Entries supplied:
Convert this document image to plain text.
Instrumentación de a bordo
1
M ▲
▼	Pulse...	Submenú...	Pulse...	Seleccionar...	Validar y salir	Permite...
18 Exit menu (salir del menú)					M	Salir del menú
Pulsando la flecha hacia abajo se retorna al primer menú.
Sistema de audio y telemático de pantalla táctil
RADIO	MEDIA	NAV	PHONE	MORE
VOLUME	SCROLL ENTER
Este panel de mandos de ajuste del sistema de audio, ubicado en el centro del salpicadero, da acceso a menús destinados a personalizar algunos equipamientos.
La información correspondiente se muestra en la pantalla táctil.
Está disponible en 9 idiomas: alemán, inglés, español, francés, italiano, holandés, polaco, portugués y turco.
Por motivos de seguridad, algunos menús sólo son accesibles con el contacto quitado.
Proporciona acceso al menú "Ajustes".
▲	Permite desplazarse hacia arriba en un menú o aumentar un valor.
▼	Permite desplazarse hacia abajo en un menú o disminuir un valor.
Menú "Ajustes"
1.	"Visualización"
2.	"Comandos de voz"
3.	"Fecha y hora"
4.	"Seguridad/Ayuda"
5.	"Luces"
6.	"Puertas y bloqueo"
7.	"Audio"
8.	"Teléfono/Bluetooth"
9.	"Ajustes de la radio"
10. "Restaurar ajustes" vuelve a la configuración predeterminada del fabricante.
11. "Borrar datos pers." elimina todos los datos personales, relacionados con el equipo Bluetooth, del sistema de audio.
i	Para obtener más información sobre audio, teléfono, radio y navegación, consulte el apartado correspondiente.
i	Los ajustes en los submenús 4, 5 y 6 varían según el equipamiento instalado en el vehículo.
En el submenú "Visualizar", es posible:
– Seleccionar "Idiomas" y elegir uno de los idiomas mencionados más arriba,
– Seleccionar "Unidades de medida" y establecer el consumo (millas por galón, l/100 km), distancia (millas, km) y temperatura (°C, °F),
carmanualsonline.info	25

Aim of the task: All of the material must be reproduced exactly.

Task answer:
Convert this document image to plain text.
Instrumentación de a bordo
1
M ▲
▼	Pulse...	Submenú...	Pulse...	Seleccionar...	Validar y salir	Permite...
18 Exit menu (salir del menú)					M	Salir del menú
Pulsando la flecha hacia abajo se retorna al primer menú.
Sistema de audio y telemático de pantalla táctil
RADIO	MEDIA	NAV	PHONE	MORE
VOLUME	SCROLL ENTER
Este panel de mandos de ajuste del sistema de audio, ubicado en el centro del salpicadero, da acceso a menús destinados a personalizar algunos equipamientos.
La información correspondiente se muestra en la pantalla táctil.
Está disponible en 9 idiomas: alemán, inglés, español, francés, italiano, holandés, polaco, portugués y turco.
Por motivos de seguridad, algunos menús sólo son accesibles con el contacto quitado.
Proporciona acceso al menú "Ajustes".
▲	Permite desplazarse hacia arriba en un menú o aumentar un valor.
▼	Permite desplazarse hacia abajo en un menú o disminuir un valor.
Menú "Ajustes"
1.	"Visualización"
2.	"Comandos de voz"
3.	"Fecha y hora"
4.	"Seguridad/Ayuda"
5.	"Luces"
6.	"Puertas y bloqueo"
7.	"Audio"
8.	"Teléfono/Bluetooth"
9.	"Ajustes de la radio"
10. "Restaurar ajustes" vuelve a la configuración predeterminada del fabricante.
11. "Borrar datos pers." elimina todos los datos personales, relacionados con el equipo Bluetooth, del sistema de audio.
i	Para obtener más información sobre audio, teléfono, radio y navegación, consulte el apartado correspondiente.
i	Los ajustes en los submenús 4, 5 y 6 varían según el equipamiento instalado en el vehículo.
En el submenú "Visualizar", es posible:
– Seleccionar "Idiomas" y elegir uno de los idiomas mencionados más arriba,
– Seleccionar "Unidades de medida" y establecer el consumo (millas por galón, l/100 km), distancia (millas, km) y temperatura (°C, °F),
carmanualsonline.info	25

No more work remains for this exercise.